◆ **Work instructions**: Quote the passage from the Linda Alper event listing, from "Linda Alper, Playwright" up to and including "Q&A to follow.", without changing a word.

◆ **Selected excerpt**:
=-=-=-=-=

Linda Alper, Playwright

Launch Pad Summer Reading Series: Shanghai by Linda Alper, Directed by Sara Rademacher

Friday July 24, 2020 7:00pm
Location
Online Viewing Link: https://bit.ly/3gXUeuB

Launch Pad, an artist and performance program at UC Santa Barbara presents their 2020 Summer Reading Series. Four plays will be performed with a Q&A to follow.

Online Viewing Link: https://bit.ly/3gXUeuB

Linda Alper has co-written adaptations and translations of Great Expectations, The Three Musketeers, William Saroyan’s Tracy’s Tiger, Eduardo De Filippo’s Saturday, Sunday, Monday and Napoli Milionaria!, all produced at The Oregon Shakespeare Festival, with additional productions at A.C.T. (San Francisco,) The Denver Center, The Acting Company, Virginia Rep, plus Santa Cruz, Colorado, Stamford (UK) and many other Shakespeare Festivals, smaller theatres and universities. A Fulbright Senior Scholar in Taiwan, Ms. Alper wrote Talk/No Talk, a play about cultural misunderstanding, which also earned a Visiting Science and Artist Grant. After earning a Fulbright Specialist Grant in Pakistan, Ms. Alper was awarded a $350,000 U.S. Cultural Affairs Grant, for which she devised a theatre piece about terrorism and public space with Islamabad’s Theatre Wallay.  She brought fourteen Pakistani artists to perform the piece at OSF and Artists Rep, serving as co-producer for their American tour. A leading actress at OSF for 24 seasons, Ms. Alper performed in over 50 plays there. She has also performed many leading roles at Artists’ Rep, where she is a Resident Artist. Roles include Nora in A Doll’s House Part 2, Ranevskaya in The Cherry Orchard, Jeanette in The Quality of Life, Esther in The Price, Dorine in Tartuffe, Lady Bracknell in The Importance of Being Earnest and Lynn Fontanne in Ten Chimneys. Shanghai was commissioned by Artists Rep, as part of their Creative Heights Grant and Table/Room/Stage. It will be produced by Artists Rep in 2021.

=-=-=-=-=

◆ **Given entries**:
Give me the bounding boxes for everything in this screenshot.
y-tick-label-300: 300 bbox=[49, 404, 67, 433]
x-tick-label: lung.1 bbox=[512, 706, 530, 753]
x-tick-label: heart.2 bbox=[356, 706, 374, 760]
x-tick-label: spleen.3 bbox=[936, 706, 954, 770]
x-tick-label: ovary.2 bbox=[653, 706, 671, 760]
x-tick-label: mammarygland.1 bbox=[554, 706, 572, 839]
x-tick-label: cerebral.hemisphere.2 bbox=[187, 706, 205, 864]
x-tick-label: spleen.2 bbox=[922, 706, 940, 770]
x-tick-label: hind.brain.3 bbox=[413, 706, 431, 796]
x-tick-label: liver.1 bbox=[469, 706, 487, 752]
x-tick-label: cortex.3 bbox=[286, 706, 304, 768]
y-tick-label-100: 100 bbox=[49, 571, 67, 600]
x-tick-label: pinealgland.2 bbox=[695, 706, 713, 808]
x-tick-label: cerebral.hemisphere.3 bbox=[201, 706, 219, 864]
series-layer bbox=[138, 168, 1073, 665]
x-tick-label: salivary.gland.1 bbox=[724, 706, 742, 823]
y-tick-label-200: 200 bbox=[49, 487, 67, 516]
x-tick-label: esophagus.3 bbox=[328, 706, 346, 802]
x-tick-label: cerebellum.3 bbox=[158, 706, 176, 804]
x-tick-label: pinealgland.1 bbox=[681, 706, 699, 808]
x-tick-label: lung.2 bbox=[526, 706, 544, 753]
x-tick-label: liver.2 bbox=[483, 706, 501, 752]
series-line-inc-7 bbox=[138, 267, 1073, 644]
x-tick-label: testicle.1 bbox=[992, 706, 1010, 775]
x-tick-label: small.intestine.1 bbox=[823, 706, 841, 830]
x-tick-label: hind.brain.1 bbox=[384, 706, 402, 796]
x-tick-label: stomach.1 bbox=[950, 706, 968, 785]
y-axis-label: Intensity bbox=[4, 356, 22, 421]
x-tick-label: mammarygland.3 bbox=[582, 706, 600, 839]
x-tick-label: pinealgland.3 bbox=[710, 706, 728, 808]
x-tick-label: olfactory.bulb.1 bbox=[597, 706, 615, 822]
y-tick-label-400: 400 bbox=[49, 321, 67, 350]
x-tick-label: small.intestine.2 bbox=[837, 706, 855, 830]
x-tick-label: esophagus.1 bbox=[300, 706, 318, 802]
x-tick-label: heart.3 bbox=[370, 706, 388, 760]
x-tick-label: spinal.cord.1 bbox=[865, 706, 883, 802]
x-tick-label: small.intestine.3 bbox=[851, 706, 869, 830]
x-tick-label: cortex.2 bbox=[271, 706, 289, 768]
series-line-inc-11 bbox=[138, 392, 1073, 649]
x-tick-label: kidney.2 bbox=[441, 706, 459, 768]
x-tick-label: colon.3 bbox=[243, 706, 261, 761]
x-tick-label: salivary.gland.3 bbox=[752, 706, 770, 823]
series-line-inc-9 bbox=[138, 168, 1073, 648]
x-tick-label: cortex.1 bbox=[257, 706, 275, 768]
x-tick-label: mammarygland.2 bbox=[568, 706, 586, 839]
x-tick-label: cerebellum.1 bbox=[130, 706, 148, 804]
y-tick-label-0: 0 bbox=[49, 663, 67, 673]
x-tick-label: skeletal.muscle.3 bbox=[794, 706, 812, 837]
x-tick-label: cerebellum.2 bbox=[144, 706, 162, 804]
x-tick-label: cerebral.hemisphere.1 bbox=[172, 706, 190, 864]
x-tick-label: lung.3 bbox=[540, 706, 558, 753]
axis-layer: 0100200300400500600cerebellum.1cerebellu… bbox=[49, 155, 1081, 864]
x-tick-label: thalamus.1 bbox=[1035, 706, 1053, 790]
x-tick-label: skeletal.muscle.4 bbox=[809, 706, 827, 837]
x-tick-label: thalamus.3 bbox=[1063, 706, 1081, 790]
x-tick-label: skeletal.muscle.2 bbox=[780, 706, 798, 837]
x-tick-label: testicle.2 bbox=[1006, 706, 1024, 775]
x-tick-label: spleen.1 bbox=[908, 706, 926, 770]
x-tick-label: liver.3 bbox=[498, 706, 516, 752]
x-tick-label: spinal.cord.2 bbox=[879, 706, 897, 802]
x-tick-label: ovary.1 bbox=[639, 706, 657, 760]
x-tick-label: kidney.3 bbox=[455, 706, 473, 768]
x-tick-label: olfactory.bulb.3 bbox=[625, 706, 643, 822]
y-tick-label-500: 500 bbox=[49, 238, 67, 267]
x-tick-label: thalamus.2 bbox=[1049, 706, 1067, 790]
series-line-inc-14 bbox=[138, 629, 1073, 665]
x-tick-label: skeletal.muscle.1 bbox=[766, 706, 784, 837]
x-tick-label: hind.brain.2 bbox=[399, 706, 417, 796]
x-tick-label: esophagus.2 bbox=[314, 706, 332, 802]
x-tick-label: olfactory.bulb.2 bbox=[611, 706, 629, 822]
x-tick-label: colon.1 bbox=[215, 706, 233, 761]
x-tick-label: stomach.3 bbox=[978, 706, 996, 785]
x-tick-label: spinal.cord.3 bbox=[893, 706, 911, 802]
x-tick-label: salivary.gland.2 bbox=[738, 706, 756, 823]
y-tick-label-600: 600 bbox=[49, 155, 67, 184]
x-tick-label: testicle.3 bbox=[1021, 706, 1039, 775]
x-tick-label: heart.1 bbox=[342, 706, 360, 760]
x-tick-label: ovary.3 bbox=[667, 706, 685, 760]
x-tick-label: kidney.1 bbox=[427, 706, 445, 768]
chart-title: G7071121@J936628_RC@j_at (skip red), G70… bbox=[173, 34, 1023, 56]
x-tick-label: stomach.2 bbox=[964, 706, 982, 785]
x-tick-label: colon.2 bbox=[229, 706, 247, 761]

=-=-=-=-=

◆ **Exercise response**:
Linda Alper, Playwright

Launch Pad Summer Reading Series: Shanghai by Linda Alper, Directed by Sara Rademacher

Friday July 24, 2020 7:00pm
Location
Online Viewing Link: https://bit.ly/3gXUeuB

Launch Pad, an artist and performance program at UC Santa Barbara presents their 2020 Summer Reading Series. Four plays will be performed with a Q&A to follow.